Exercise aim:
Reproduce word for word everything from the start of the entries through the line containing "element localization: list", including that line. Omit the pictures from your copy.
== Input for this task ==
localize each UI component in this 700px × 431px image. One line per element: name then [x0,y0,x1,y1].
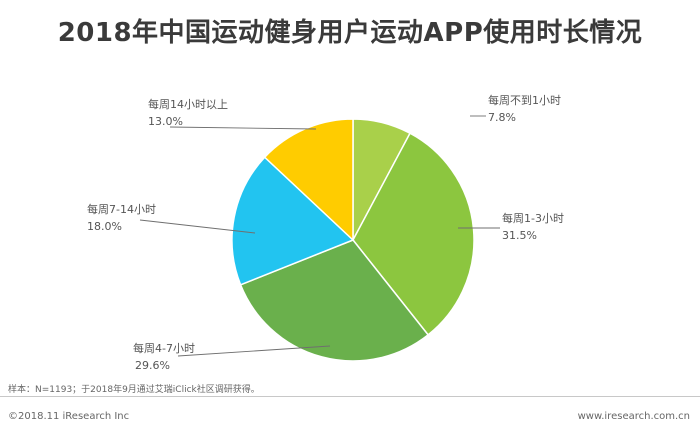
slice-value-4: 18.0% [87,220,122,233]
slice-value-5: 13.0% [148,115,183,128]
leader-line-4 [139,219,256,234]
slice-label-2: 每周1-3小时 [502,211,564,225]
pie-slice-2 [352,132,475,336]
slice-value-2: 31.5% [502,229,537,242]
leader-line-5 [169,126,317,130]
chart-title: 2018年中国运动健身用户运动APP使用时长情况 [57,18,643,48]
slice-value-3: 29.6% [135,359,170,372]
slice-label-4: 每周7-14小时 [87,202,156,216]
copyright: ©2018.11 iResearch Inc [8,411,130,422]
footer-divider [0,396,700,397]
slice-label-1: 每周不到1小时 [488,93,561,107]
slice-value-1: 7.8% [488,111,516,124]
slice-label-3: 每周4-7小时 [133,341,195,355]
slice-label-5: 每周14小时以上 [148,97,228,111]
pie-slice-3 [239,239,430,362]
leader-line-3 [177,345,331,357]
website: www.iresearch.com.cn [577,411,690,422]
sample-note: 样本：N=1193；于2018年9月通过艾瑞iClick社区调研获得。 [8,385,260,395]
pie-slice-4 [231,156,355,286]
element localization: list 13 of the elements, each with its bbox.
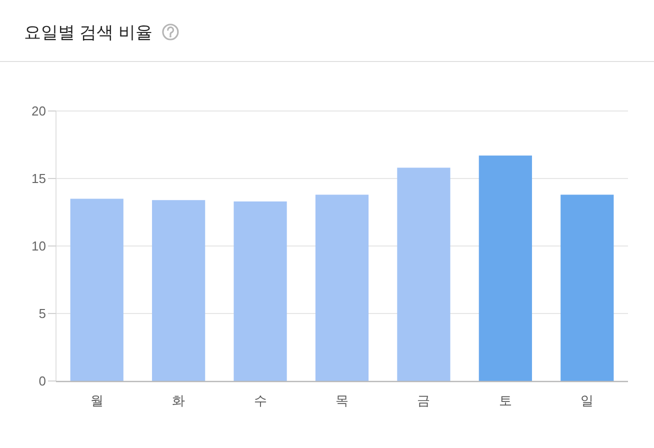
x-tick-label: 월 bbox=[90, 393, 104, 408]
x-tick-label: 화 bbox=[172, 393, 186, 408]
x-tick-label: 일 bbox=[580, 393, 594, 408]
x-tick-label: 토 bbox=[498, 393, 512, 408]
y-tick-label: 10 bbox=[32, 238, 46, 254]
x-tick-label: 목 bbox=[336, 393, 348, 408]
y-tick-label: 15 bbox=[32, 171, 46, 186]
x-tick-label: 수 bbox=[254, 393, 267, 408]
y-tick-label: 0 bbox=[38, 374, 46, 388]
chart-title: 요일별 검색 비율 bbox=[24, 23, 152, 42]
x-tick-label: 금 bbox=[417, 393, 430, 408]
y-tick-label: 5 bbox=[38, 306, 46, 321]
y-tick-label: 20 bbox=[32, 104, 46, 118]
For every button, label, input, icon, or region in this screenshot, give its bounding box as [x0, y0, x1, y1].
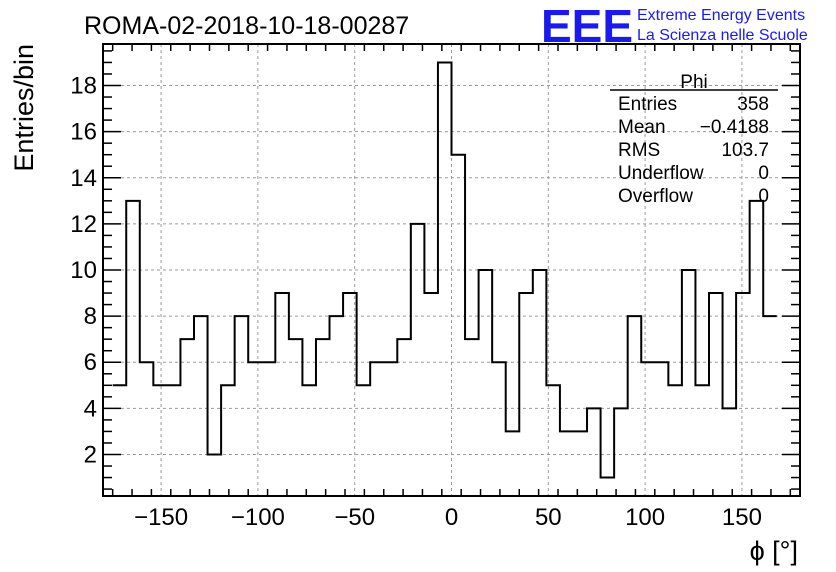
- histogram-bin-11: [262, 362, 276, 496]
- histogram-bin-20: [384, 362, 398, 496]
- histogram-bin-35: [587, 408, 601, 496]
- histogram-bin-15: [316, 339, 330, 496]
- histogram-bin-21: [397, 339, 411, 496]
- histogram-bin-0: [113, 385, 127, 496]
- histogram-bin-29: [506, 431, 520, 496]
- histogram-bin-28: [492, 362, 506, 496]
- histogram-line: [112, 61, 777, 479]
- histogram-bin-37: [614, 408, 628, 496]
- histogram-bin-13: [289, 339, 303, 496]
- histogram-bin-14: [302, 385, 316, 496]
- histogram-bin-43: [695, 385, 709, 496]
- histogram-bin-8: [221, 385, 235, 496]
- y-tick-label: 16: [70, 119, 97, 146]
- histogram-bin-36: [601, 478, 615, 496]
- y-tick-label: 6: [84, 349, 97, 376]
- eee-logo: EEE Extreme Energy Events La Scienza nel…: [541, 0, 808, 52]
- logo-line1: Extreme Energy Events: [637, 7, 805, 24]
- x-tick-label: −150: [134, 504, 188, 531]
- histogram-bin-24: [438, 62, 452, 496]
- histogram-bin-47: [750, 201, 764, 496]
- stats-label-rms: RMS: [618, 140, 660, 161]
- histogram-bin-46: [736, 293, 750, 496]
- histogram-bin-5: [180, 339, 194, 496]
- y-tick-label: 4: [84, 395, 97, 422]
- stats-value-overflow: 0: [758, 186, 769, 207]
- stats-box: Phi Entries 358 Mean −0.4188 RMS 103.7 U…: [610, 72, 778, 207]
- histogram-bin-9: [235, 316, 249, 496]
- histogram-bin-48: [763, 316, 777, 496]
- histogram-bin-16: [330, 316, 344, 496]
- stats-value-entries: 358: [737, 94, 769, 115]
- histogram-bin-1: [126, 201, 140, 496]
- histogram-bin-2: [140, 362, 154, 496]
- x-axis-label: ϕ [°]: [750, 536, 798, 566]
- histogram-bin-30: [519, 293, 533, 496]
- y-tick-label: 12: [70, 211, 97, 238]
- histogram-bin-34: [573, 431, 587, 496]
- histogram-bin-27: [479, 270, 493, 496]
- y-tick-labels: 2 4 6 8 10 12 14 16 18: [70, 73, 97, 469]
- histogram-bin-41: [668, 385, 682, 496]
- histogram-bin-6: [194, 316, 208, 496]
- histogram-bin-26: [465, 339, 479, 496]
- stats-label-overflow: Overflow: [618, 186, 693, 207]
- y-tick-label: 18: [70, 73, 97, 100]
- histogram-bin-17: [343, 293, 357, 496]
- histogram-bin-19: [370, 362, 384, 496]
- stats-value-underflow: 0: [758, 163, 769, 184]
- x-tick-label: 0: [445, 504, 458, 531]
- stats-value-rms: 103.7: [721, 140, 769, 161]
- stats-label-mean: Mean: [618, 117, 666, 138]
- histogram-bin-12: [275, 293, 289, 496]
- x-tick-label: −50: [334, 504, 375, 531]
- y-tick-label: 10: [70, 257, 97, 284]
- histogram-bin-44: [709, 293, 723, 496]
- histogram-bin-42: [682, 270, 696, 496]
- axis-ticks: [103, 44, 800, 496]
- histogram-bin-33: [560, 431, 574, 496]
- histogram-bin-38: [628, 316, 642, 496]
- histogram-bins: [113, 62, 777, 496]
- x-tick-label: 50: [535, 504, 562, 531]
- histogram-bin-10: [248, 362, 262, 496]
- y-axis-label: Entries/bin: [9, 44, 39, 172]
- stats-title: Phi: [680, 72, 707, 93]
- x-tick-label: 100: [625, 504, 665, 531]
- y-tick-label: 8: [84, 303, 97, 330]
- x-tick-labels: −150 −100 −50 0 50 100 150: [134, 504, 762, 531]
- histogram-bin-23: [424, 293, 438, 496]
- histogram-bin-22: [411, 224, 425, 496]
- stats-value-mean: −0.4188: [700, 117, 769, 138]
- y-tick-label: 14: [70, 165, 97, 192]
- histogram-bin-45: [723, 408, 737, 496]
- histogram-bin-32: [546, 385, 560, 496]
- histogram-bin-40: [655, 362, 669, 496]
- histogram-bin-31: [533, 270, 547, 496]
- histogram-bin-25: [452, 155, 466, 496]
- histogram-bin-18: [357, 385, 371, 496]
- stats-label-underflow: Underflow: [618, 163, 704, 184]
- histogram-bin-3: [153, 385, 167, 496]
- x-tick-label: 150: [722, 504, 762, 531]
- logo-line2: La Scienza nelle Scuole: [637, 27, 808, 44]
- histogram-bin-4: [167, 385, 181, 496]
- y-tick-label: 2: [84, 441, 97, 468]
- x-tick-label: −100: [231, 504, 285, 531]
- stats-label-entries: Entries: [618, 94, 677, 115]
- histogram-bin-39: [641, 362, 655, 496]
- chart-title: ROMA-02-2018-10-18-00287: [84, 12, 409, 40]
===
Written response:
localize each UI component in this 700px × 431px image. One line per element: name then [x0,y0,x1,y1].
slice-value-4: 18.0% [87,220,122,233]
slice-value-5: 13.0% [148,115,183,128]
leader-line-4 [139,219,256,234]
slice-label-2: 每周1-3小时 [502,211,564,225]
pie-slice-2 [352,132,475,336]
slice-value-2: 31.5% [502,229,537,242]
leader-line-5 [169,126,317,130]
chart-title: 2018年中国运动健身用户运动APP使用时长情况 [57,18,643,48]
slice-value-3: 29.6% [135,359,170,372]
slice-label-4: 每周7-14小时 [87,202,156,216]
copyright: ©2018.11 iResearch Inc [8,411,130,422]
footer-divider [0,396,700,397]
slice-label-1: 每周不到1小时 [488,93,561,107]
slice-value-1: 7.8% [488,111,516,124]
slice-label-3: 每周4-7小时 [133,341,195,355]
slice-label-5: 每周14小时以上 [148,97,228,111]
pie-slice-3 [239,239,430,362]
leader-line-3 [177,345,331,357]
website: www.iresearch.com.cn [577,411,690,422]
sample-note: 样本：N=1193；于2018年9月通过艾瑞iClick社区调研获得。 [8,385,260,395]
pie-slice-4 [231,156,355,286]
element localization: list 13 of the elements, each with its bbox.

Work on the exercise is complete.